_WHAT THE TASK REQUIRES_
Do not carry the pictures over; copy every other part of the entries exactly.

--*--

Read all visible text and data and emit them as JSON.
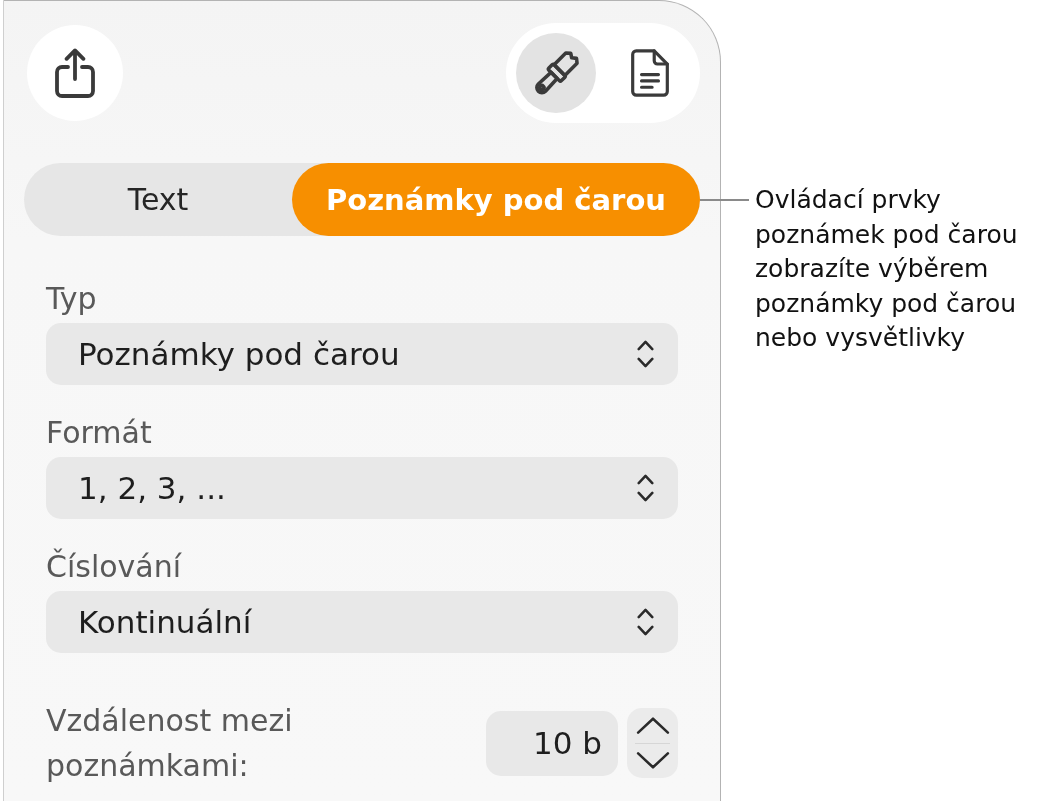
{
  "toolbar": {
    "inspector_buttons": [
      {
        "kind": "format",
        "selected": true
      },
      {
        "kind": "document",
        "selected": false
      }
    ]
  },
  "tabs": [
    {
      "label": "Text",
      "selected": false
    },
    {
      "label": "Poznámky pod čarou",
      "selected": true
    }
  ],
  "fields": [
    {
      "label": "Typ",
      "value": "Poznámky pod čarou"
    },
    {
      "label": "Formát",
      "value": "1, 2, 3, ..."
    },
    {
      "label": "Číslování",
      "value": "Kontinuální"
    }
  ],
  "spacing": {
    "label": "Vzdálenost mezi poznámkami:",
    "value": "10 b"
  },
  "callout": {
    "text": "Ovládací prvky\npoznámek pod čarou\nzobrazíte výběrem\npoznámky pod čarou\nnebo vysvětlivky"
  }
}
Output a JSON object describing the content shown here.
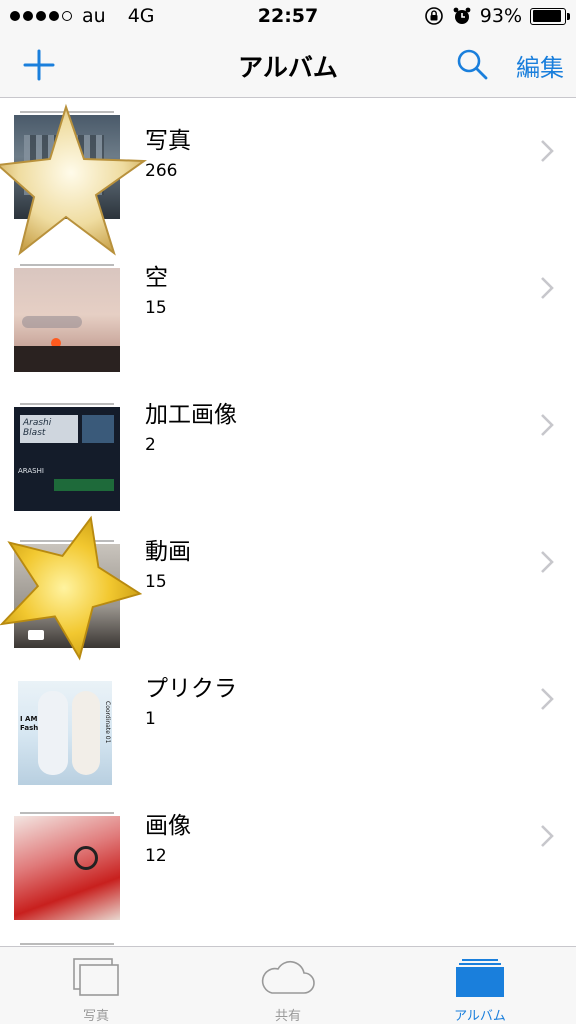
{
  "status_bar": {
    "carrier": "au",
    "network": "4G",
    "time": "22:57",
    "battery": "93%",
    "battery_level": 0.93,
    "signal_bars": 4,
    "signal_total": 5,
    "icons": [
      "orientation-lock-icon",
      "alarm-icon"
    ]
  },
  "nav": {
    "title": "アルバム",
    "edit_label": "編集",
    "add_icon": "plus-icon",
    "search_icon": "search-icon"
  },
  "albums": [
    {
      "name": "写真",
      "count": "266"
    },
    {
      "name": "空",
      "count": "15"
    },
    {
      "name": "加工画像",
      "count": "2"
    },
    {
      "name": "動画",
      "count": "15"
    },
    {
      "name": "プリクラ",
      "count": "1"
    },
    {
      "name": "画像",
      "count": "12"
    }
  ],
  "thumbnail_text": {
    "edited_1": "Arashi Blast",
    "edited_2": "ARASHI",
    "purikura_1": "I AM",
    "purikura_2": "Fashionista",
    "purikura_3": "Coordinate 01"
  },
  "tabs": [
    {
      "label": "写真",
      "icon": "photos-icon",
      "active": false
    },
    {
      "label": "共有",
      "icon": "cloud-icon",
      "active": false
    },
    {
      "label": "アルバム",
      "icon": "albums-icon",
      "active": true
    }
  ],
  "colors": {
    "accent": "#1a7fdc",
    "bar_background": "#f7f7f7",
    "inactive_tab": "#999999"
  }
}
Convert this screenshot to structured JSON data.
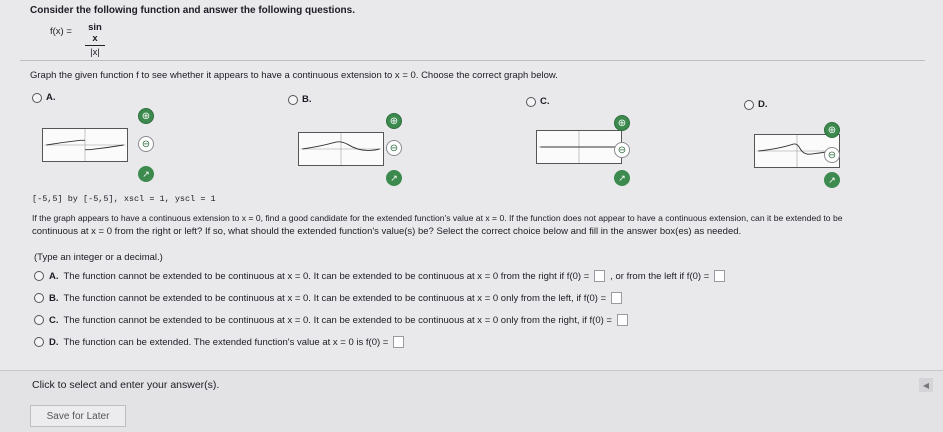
{
  "header": {
    "instructions": "Consider the following function and answer the following questions."
  },
  "function": {
    "lhs": "f(x) =",
    "numerator": "sin x",
    "denominator": "|x|"
  },
  "part1": {
    "question": "Graph the given function f to see whether it appears to have a continuous extension to x = 0. Choose the correct graph below."
  },
  "graph_options": [
    {
      "label": "A."
    },
    {
      "label": "B."
    },
    {
      "label": "C."
    },
    {
      "label": "D."
    }
  ],
  "window_caption": "[-5,5] by [-5,5], xscl = 1, yscl = 1",
  "part2": {
    "question_line1": "If the graph appears to have a continuous extension to x = 0, find a good candidate for the extended function's value at x = 0. If the function does not appear to have a continuous extension, can it be extended to be",
    "question_line2": "continuous at x = 0 from the right or left? If so, what should the extended function's value(s) be? Select the correct choice below and fill in the answer box(es) as needed.",
    "hint": "(Type an integer or a decimal.)"
  },
  "choices": [
    {
      "letter": "A.",
      "text": "The function cannot be extended to be continuous at x = 0. It can be extended to be continuous at x = 0 from the right if f(0) =",
      "text2": ", or from the left if f(0) ="
    },
    {
      "letter": "B.",
      "text": "The function cannot be extended to be continuous at x = 0. It can be extended to be continuous at x = 0 only from the left, if f(0) ="
    },
    {
      "letter": "C.",
      "text": "The function cannot be extended to be continuous at x = 0. It can be extended to be continuous at x = 0 only from the right, if f(0) ="
    },
    {
      "letter": "D.",
      "text": "The function can be extended. The extended function's value at x = 0 is f(0) ="
    }
  ],
  "footer": {
    "prompt": "Click to select and enter your answer(s).",
    "save_label": "Save for Later"
  }
}
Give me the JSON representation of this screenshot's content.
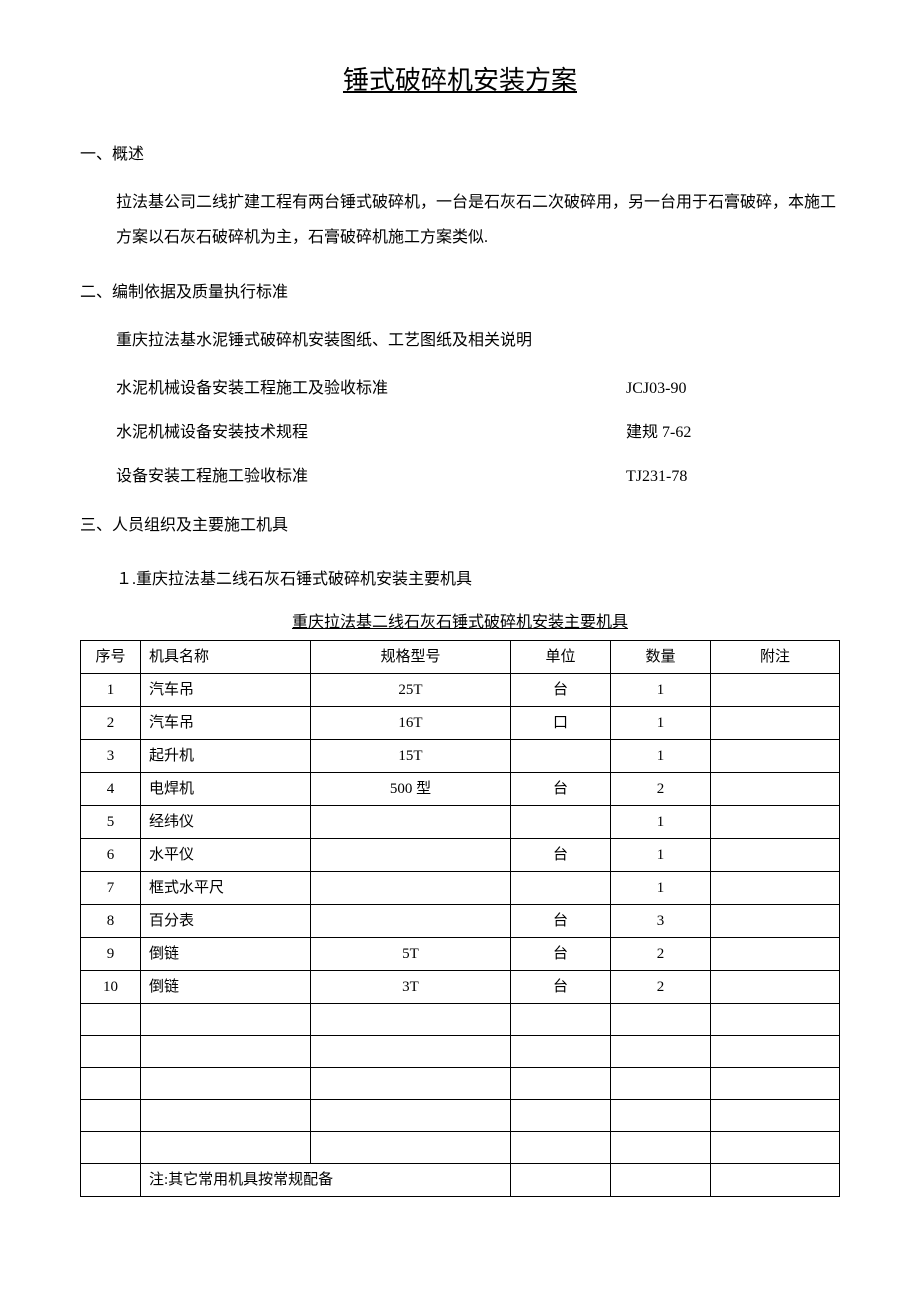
{
  "title": "锤式破碎机安装方案",
  "sections": {
    "s1": {
      "heading": "一、概述",
      "para": "拉法基公司二线扩建工程有两台锤式破碎机，一台是石灰石二次破碎用，另一台用于石膏破碎，本施工方案以石灰石破碎机为主，石膏破碎机施工方案类似."
    },
    "s2": {
      "heading": "二、编制依据及质量执行标准",
      "line1": "重庆拉法基水泥锤式破碎机安装图纸、工艺图纸及相关说明",
      "std1_name": "水泥机械设备安装工程施工及验收标准",
      "std1_code": "JCJ03-90",
      "std2_name": "水泥机械设备安装技术规程",
      "std2_code": "建规 7-62",
      "std3_name": "设备安装工程施工验收标准",
      "std3_code": "TJ231-78"
    },
    "s3": {
      "heading": "三、人员组织及主要施工机具",
      "sub1": "１.重庆拉法基二线石灰石锤式破碎机安装主要机具",
      "table_caption": "重庆拉法基二线石灰石锤式破碎机安装主要机具",
      "headers": {
        "seq": "序号",
        "name": "机具名称",
        "spec": "规格型号",
        "unit": "单位",
        "qty": "数量",
        "note": "附注"
      },
      "rows": [
        {
          "seq": "1",
          "name": "汽车吊",
          "spec": "25T",
          "unit": "台",
          "qty": "1",
          "note": ""
        },
        {
          "seq": "2",
          "name": "汽车吊",
          "spec": "16T",
          "unit": "口",
          "qty": "1",
          "note": ""
        },
        {
          "seq": "3",
          "name": "起升机",
          "spec": "15T",
          "unit": "",
          "qty": "1",
          "note": ""
        },
        {
          "seq": "4",
          "name": "电焊机",
          "spec": "500 型",
          "unit": "台",
          "qty": "2",
          "note": ""
        },
        {
          "seq": "5",
          "name": "经纬仪",
          "spec": "",
          "unit": "",
          "qty": "1",
          "note": ""
        },
        {
          "seq": "6",
          "name": "水平仪",
          "spec": "",
          "unit": "台",
          "qty": "1",
          "note": ""
        },
        {
          "seq": "7",
          "name": "框式水平尺",
          "spec": "",
          "unit": "",
          "qty": "1",
          "note": ""
        },
        {
          "seq": "8",
          "name": "百分表",
          "spec": "",
          "unit": "台",
          "qty": "3",
          "note": ""
        },
        {
          "seq": "9",
          "name": "倒链",
          "spec": "5T",
          "unit": "台",
          "qty": "2",
          "note": ""
        },
        {
          "seq": "10",
          "name": "倒链",
          "spec": "3T",
          "unit": "台",
          "qty": "2",
          "note": ""
        },
        {
          "seq": "",
          "name": "",
          "spec": "",
          "unit": "",
          "qty": "",
          "note": ""
        },
        {
          "seq": "",
          "name": "",
          "spec": "",
          "unit": "",
          "qty": "",
          "note": ""
        },
        {
          "seq": "",
          "name": "",
          "spec": "",
          "unit": "",
          "qty": "",
          "note": ""
        },
        {
          "seq": "",
          "name": "",
          "spec": "",
          "unit": "",
          "qty": "",
          "note": ""
        },
        {
          "seq": "",
          "name": "",
          "spec": "",
          "unit": "",
          "qty": "",
          "note": ""
        }
      ],
      "table_note": "注:其它常用机具按常规配备"
    }
  }
}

--*--

_EXERCISE SOLUTION_
Read all visible text and data and emit them as JSON.
{
  "toolbar": {
    "inspector_buttons": [
      {
        "kind": "format",
        "selected": true
      },
      {
        "kind": "document",
        "selected": false
      }
    ]
  },
  "tabs": [
    {
      "label": "Text",
      "selected": false
    },
    {
      "label": "Poznámky pod čarou",
      "selected": true
    }
  ],
  "fields": [
    {
      "label": "Typ",
      "value": "Poznámky pod čarou"
    },
    {
      "label": "Formát",
      "value": "1, 2, 3, ..."
    },
    {
      "label": "Číslování",
      "value": "Kontinuální"
    }
  ],
  "spacing": {
    "label": "Vzdálenost mezi poznámkami:",
    "value": "10 b"
  },
  "callout": {
    "text": "Ovládací prvky\npoznámek pod čarou\nzobrazíte výběrem\npoznámky pod čarou\nnebo vysvětlivky"
  }
}
Output a JSON object describing the content shown here.
{
  "status_bar": {
    "carrier": "au",
    "network": "4G",
    "time": "22:57",
    "battery": "93%",
    "battery_level": 0.93,
    "signal_bars": 4,
    "signal_total": 5,
    "icons": [
      "orientation-lock-icon",
      "alarm-icon"
    ]
  },
  "nav": {
    "title": "アルバム",
    "edit_label": "編集",
    "add_icon": "plus-icon",
    "search_icon": "search-icon"
  },
  "albums": [
    {
      "name": "写真",
      "count": "266"
    },
    {
      "name": "空",
      "count": "15"
    },
    {
      "name": "加工画像",
      "count": "2"
    },
    {
      "name": "動画",
      "count": "15"
    },
    {
      "name": "プリクラ",
      "count": "1"
    },
    {
      "name": "画像",
      "count": "12"
    }
  ],
  "thumbnail_text": {
    "edited_1": "Arashi Blast",
    "edited_2": "ARASHI",
    "purikura_1": "I AM",
    "purikura_2": "Fashionista",
    "purikura_3": "Coordinate 01"
  },
  "tabs": [
    {
      "label": "写真",
      "icon": "photos-icon",
      "active": false
    },
    {
      "label": "共有",
      "icon": "cloud-icon",
      "active": false
    },
    {
      "label": "アルバム",
      "icon": "albums-icon",
      "active": true
    }
  ],
  "colors": {
    "accent": "#1a7fdc",
    "bar_background": "#f7f7f7",
    "inactive_tab": "#999999"
  }
}
Convert this screenshot to structured JSON data.
{
  "header": {
    "instructions": "Consider the following function and answer the following questions."
  },
  "function": {
    "lhs": "f(x) =",
    "numerator": "sin x",
    "denominator": "|x|"
  },
  "part1": {
    "question": "Graph the given function f to see whether it appears to have a continuous extension to x = 0. Choose the correct graph below."
  },
  "graph_options": [
    {
      "label": "A."
    },
    {
      "label": "B."
    },
    {
      "label": "C."
    },
    {
      "label": "D."
    }
  ],
  "window_caption": "[-5,5] by [-5,5], xscl = 1, yscl = 1",
  "part2": {
    "question_line1": "If the graph appears to have a continuous extension to x = 0, find a good candidate for the extended function's value at x = 0. If the function does not appear to have a continuous extension, can it be extended to be",
    "question_line2": "continuous at x = 0 from the right or left? If so, what should the extended function's value(s) be? Select the correct choice below and fill in the answer box(es) as needed.",
    "hint": "(Type an integer or a decimal.)"
  },
  "choices": [
    {
      "letter": "A.",
      "text": "The function cannot be extended to be continuous at x = 0. It can be extended to be continuous at x = 0 from the right if f(0) =",
      "text2": ", or from the left if f(0) ="
    },
    {
      "letter": "B.",
      "text": "The function cannot be extended to be continuous at x = 0. It can be extended to be continuous at x = 0 only from the left, if f(0) ="
    },
    {
      "letter": "C.",
      "text": "The function cannot be extended to be continuous at x = 0. It can be extended to be continuous at x = 0 only from the right, if f(0) ="
    },
    {
      "letter": "D.",
      "text": "The function can be extended. The extended function's value at x = 0 is f(0) ="
    }
  ],
  "footer": {
    "prompt": "Click to select and enter your answer(s).",
    "save_label": "Save for Later"
  }
}
Give me the JSON representation of this screenshot's content.
{
  "title": "锤式破碎机安装方案",
  "sections": {
    "s1": {
      "heading": "一、概述",
      "para": "拉法基公司二线扩建工程有两台锤式破碎机，一台是石灰石二次破碎用，另一台用于石膏破碎，本施工方案以石灰石破碎机为主，石膏破碎机施工方案类似."
    },
    "s2": {
      "heading": "二、编制依据及质量执行标准",
      "line1": "重庆拉法基水泥锤式破碎机安装图纸、工艺图纸及相关说明",
      "std1_name": "水泥机械设备安装工程施工及验收标准",
      "std1_code": "JCJ03-90",
      "std2_name": "水泥机械设备安装技术规程",
      "std2_code": "建规 7-62",
      "std3_name": "设备安装工程施工验收标准",
      "std3_code": "TJ231-78"
    },
    "s3": {
      "heading": "三、人员组织及主要施工机具",
      "sub1": "１.重庆拉法基二线石灰石锤式破碎机安装主要机具",
      "table_caption": "重庆拉法基二线石灰石锤式破碎机安装主要机具",
      "headers": {
        "seq": "序号",
        "name": "机具名称",
        "spec": "规格型号",
        "unit": "单位",
        "qty": "数量",
        "note": "附注"
      },
      "rows": [
        {
          "seq": "1",
          "name": "汽车吊",
          "spec": "25T",
          "unit": "台",
          "qty": "1",
          "note": ""
        },
        {
          "seq": "2",
          "name": "汽车吊",
          "spec": "16T",
          "unit": "口",
          "qty": "1",
          "note": ""
        },
        {
          "seq": "3",
          "name": "起升机",
          "spec": "15T",
          "unit": "",
          "qty": "1",
          "note": ""
        },
        {
          "seq": "4",
          "name": "电焊机",
          "spec": "500 型",
          "unit": "台",
          "qty": "2",
          "note": ""
        },
        {
          "seq": "5",
          "name": "经纬仪",
          "spec": "",
          "unit": "",
          "qty": "1",
          "note": ""
        },
        {
          "seq": "6",
          "name": "水平仪",
          "spec": "",
          "unit": "台",
          "qty": "1",
          "note": ""
        },
        {
          "seq": "7",
          "name": "框式水平尺",
          "spec": "",
          "unit": "",
          "qty": "1",
          "note": ""
        },
        {
          "seq": "8",
          "name": "百分表",
          "spec": "",
          "unit": "台",
          "qty": "3",
          "note": ""
        },
        {
          "seq": "9",
          "name": "倒链",
          "spec": "5T",
          "unit": "台",
          "qty": "2",
          "note": ""
        },
        {
          "seq": "10",
          "name": "倒链",
          "spec": "3T",
          "unit": "台",
          "qty": "2",
          "note": ""
        },
        {
          "seq": "",
          "name": "",
          "spec": "",
          "unit": "",
          "qty": "",
          "note": ""
        },
        {
          "seq": "",
          "name": "",
          "spec": "",
          "unit": "",
          "qty": "",
          "note": ""
        },
        {
          "seq": "",
          "name": "",
          "spec": "",
          "unit": "",
          "qty": "",
          "note": ""
        },
        {
          "seq": "",
          "name": "",
          "spec": "",
          "unit": "",
          "qty": "",
          "note": ""
        },
        {
          "seq": "",
          "name": "",
          "spec": "",
          "unit": "",
          "qty": "",
          "note": ""
        }
      ],
      "table_note": "注:其它常用机具按常规配备"
    }
  }
}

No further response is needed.